• _To be done_:
Copy out each line of the material in which the word "Quixote" appears.

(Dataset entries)
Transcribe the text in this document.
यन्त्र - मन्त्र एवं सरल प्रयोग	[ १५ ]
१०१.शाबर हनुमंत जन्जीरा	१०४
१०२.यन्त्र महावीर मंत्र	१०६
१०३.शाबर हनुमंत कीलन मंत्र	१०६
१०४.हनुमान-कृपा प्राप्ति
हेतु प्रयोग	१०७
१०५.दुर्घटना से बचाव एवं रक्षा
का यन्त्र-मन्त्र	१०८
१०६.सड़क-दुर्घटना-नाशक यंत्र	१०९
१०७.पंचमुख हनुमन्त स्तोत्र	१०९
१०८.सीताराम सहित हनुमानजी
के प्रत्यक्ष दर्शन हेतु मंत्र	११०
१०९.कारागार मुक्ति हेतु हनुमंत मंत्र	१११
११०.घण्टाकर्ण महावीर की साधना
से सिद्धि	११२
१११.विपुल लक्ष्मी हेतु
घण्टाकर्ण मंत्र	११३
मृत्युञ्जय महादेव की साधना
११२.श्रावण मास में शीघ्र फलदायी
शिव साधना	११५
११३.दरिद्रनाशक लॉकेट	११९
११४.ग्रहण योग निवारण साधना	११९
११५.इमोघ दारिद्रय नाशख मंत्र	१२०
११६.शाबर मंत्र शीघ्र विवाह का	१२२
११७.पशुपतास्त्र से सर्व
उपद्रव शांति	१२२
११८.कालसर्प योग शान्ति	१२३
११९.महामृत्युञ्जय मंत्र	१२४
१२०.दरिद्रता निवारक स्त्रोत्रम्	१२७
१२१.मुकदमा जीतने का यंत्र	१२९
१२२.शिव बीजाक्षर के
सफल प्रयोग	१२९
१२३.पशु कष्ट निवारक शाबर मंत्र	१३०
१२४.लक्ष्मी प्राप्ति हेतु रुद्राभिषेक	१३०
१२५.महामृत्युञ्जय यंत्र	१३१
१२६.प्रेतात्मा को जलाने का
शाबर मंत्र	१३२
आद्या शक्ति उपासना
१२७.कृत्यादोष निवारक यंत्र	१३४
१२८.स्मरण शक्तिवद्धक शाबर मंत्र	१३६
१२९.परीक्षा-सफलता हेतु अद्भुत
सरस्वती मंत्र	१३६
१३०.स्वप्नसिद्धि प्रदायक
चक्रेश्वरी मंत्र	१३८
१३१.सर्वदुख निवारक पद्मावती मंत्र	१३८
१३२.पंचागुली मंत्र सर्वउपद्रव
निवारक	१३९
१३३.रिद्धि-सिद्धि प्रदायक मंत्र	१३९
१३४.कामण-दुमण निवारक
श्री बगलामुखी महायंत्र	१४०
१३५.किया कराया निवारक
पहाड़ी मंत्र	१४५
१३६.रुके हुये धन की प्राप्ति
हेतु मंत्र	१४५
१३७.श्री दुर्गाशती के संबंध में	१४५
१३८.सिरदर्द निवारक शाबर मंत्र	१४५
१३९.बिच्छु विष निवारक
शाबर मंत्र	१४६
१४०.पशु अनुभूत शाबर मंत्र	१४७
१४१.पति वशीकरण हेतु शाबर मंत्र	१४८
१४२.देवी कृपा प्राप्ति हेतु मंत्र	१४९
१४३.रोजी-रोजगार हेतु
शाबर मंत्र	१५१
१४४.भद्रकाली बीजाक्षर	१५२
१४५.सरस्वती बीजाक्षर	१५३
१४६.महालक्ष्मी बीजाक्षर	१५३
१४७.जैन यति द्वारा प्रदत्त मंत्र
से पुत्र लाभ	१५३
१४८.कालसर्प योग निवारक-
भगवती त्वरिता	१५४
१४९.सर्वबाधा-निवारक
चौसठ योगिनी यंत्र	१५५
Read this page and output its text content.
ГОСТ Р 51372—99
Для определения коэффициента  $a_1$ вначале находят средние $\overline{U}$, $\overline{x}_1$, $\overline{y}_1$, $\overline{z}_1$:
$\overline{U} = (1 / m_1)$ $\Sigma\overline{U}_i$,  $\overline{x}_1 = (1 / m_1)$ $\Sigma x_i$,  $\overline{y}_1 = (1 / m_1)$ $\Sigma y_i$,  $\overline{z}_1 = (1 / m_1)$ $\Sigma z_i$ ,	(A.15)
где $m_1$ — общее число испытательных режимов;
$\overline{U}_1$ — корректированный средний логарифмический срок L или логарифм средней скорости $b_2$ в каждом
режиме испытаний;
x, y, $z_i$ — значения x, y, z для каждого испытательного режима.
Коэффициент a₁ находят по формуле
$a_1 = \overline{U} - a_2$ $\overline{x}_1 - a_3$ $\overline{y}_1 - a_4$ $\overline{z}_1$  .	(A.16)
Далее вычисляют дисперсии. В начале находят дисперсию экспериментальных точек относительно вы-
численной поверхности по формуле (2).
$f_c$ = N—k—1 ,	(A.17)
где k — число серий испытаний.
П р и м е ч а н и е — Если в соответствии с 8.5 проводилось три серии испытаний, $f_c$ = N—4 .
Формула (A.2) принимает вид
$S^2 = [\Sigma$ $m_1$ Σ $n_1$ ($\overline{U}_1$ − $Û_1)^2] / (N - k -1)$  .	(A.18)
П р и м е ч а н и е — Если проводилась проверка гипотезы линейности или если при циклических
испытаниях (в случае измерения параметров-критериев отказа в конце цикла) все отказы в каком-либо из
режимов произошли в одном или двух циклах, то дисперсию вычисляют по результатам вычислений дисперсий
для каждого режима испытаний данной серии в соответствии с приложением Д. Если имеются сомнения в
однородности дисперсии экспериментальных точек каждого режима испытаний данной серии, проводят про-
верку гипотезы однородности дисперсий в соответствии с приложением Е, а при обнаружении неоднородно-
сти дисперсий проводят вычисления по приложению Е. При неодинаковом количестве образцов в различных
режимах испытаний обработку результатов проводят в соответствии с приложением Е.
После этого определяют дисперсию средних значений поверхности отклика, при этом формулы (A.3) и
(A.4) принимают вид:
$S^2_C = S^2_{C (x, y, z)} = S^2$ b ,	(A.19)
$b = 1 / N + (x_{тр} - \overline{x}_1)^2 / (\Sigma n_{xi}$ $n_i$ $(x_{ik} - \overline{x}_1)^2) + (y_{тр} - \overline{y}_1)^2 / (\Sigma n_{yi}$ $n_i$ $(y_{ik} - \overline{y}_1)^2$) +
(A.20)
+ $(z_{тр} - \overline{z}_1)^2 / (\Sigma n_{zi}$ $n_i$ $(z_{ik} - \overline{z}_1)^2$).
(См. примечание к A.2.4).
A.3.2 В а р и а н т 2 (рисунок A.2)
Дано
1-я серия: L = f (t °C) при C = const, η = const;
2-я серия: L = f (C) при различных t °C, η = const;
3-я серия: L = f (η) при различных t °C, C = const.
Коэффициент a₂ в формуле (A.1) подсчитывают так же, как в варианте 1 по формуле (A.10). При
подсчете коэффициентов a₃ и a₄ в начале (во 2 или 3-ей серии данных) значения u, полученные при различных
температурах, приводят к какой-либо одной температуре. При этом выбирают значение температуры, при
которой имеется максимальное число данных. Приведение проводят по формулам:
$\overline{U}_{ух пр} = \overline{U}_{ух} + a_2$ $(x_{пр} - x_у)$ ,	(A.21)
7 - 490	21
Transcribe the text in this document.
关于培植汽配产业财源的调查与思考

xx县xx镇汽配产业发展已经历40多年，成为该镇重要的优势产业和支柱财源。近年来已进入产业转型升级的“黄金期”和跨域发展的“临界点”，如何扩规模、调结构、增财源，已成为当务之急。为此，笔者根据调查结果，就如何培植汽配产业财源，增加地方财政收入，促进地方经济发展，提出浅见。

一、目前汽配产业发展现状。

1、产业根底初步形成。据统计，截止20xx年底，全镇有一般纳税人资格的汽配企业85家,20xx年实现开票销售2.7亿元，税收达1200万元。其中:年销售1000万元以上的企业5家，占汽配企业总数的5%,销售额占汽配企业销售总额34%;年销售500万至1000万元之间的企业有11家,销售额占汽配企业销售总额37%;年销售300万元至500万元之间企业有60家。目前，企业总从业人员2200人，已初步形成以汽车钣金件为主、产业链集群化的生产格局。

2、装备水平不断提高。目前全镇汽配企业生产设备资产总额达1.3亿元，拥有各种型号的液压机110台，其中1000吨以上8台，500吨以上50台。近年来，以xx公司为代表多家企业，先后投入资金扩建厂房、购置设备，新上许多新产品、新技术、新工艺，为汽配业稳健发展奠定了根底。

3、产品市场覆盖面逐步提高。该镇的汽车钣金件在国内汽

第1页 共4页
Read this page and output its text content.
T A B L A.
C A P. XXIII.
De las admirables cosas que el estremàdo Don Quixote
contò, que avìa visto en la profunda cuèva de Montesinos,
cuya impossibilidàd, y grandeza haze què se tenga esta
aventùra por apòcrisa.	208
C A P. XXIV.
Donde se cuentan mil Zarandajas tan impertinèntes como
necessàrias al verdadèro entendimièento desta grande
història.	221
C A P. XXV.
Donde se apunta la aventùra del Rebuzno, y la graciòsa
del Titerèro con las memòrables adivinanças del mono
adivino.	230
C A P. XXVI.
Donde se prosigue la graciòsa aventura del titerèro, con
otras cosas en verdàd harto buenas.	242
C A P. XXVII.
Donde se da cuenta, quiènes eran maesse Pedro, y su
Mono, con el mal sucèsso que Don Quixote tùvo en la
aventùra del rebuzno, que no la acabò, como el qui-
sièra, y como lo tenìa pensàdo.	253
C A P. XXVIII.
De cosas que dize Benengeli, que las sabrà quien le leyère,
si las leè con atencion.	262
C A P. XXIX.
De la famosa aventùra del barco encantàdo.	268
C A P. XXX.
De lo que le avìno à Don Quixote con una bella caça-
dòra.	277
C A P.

• _Problem solution_:
De las admirables cosas que el estremàdo Don Quixote
Mono, con el mal sucèsso que Don Quixote tùvo en la
De lo que le avìno à Don Quixote con una bella caça-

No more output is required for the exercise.